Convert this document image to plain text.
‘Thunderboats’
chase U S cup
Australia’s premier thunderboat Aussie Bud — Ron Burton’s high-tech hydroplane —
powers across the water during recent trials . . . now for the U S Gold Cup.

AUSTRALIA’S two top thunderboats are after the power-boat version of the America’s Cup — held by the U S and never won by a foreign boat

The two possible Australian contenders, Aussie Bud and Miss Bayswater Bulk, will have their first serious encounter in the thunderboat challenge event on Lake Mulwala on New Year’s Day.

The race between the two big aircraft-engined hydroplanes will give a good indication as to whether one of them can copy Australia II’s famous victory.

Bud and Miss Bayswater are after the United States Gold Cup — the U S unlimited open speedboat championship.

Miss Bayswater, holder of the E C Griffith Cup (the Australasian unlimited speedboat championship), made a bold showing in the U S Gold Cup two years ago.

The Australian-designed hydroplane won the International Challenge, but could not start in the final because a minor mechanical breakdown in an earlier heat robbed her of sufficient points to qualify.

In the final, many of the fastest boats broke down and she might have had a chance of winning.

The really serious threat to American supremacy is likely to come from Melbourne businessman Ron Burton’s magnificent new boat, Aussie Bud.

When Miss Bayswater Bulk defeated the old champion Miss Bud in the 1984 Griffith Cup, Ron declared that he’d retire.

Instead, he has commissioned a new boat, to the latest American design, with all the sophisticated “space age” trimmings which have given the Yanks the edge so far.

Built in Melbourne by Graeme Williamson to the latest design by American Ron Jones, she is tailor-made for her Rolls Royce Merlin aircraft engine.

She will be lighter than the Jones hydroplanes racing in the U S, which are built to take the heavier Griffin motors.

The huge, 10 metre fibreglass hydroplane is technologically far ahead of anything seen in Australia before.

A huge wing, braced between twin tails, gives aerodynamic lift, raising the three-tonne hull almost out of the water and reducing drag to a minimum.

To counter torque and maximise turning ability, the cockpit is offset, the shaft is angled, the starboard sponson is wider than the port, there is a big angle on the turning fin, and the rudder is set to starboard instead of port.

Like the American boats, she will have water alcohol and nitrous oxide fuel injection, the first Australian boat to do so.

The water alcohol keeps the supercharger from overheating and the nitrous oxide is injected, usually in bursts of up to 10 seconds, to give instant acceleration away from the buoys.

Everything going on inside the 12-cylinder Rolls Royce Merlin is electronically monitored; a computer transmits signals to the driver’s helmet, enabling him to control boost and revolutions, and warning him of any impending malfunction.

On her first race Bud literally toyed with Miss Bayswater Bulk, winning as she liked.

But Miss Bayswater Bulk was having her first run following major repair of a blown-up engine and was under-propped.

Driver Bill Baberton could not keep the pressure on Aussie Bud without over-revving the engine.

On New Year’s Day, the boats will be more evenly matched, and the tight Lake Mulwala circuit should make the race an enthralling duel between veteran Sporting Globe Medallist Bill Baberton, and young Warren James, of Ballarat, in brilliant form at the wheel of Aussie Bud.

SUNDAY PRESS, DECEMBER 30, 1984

#####

Only the number is needed here: how many lines of the records contain "have"?

4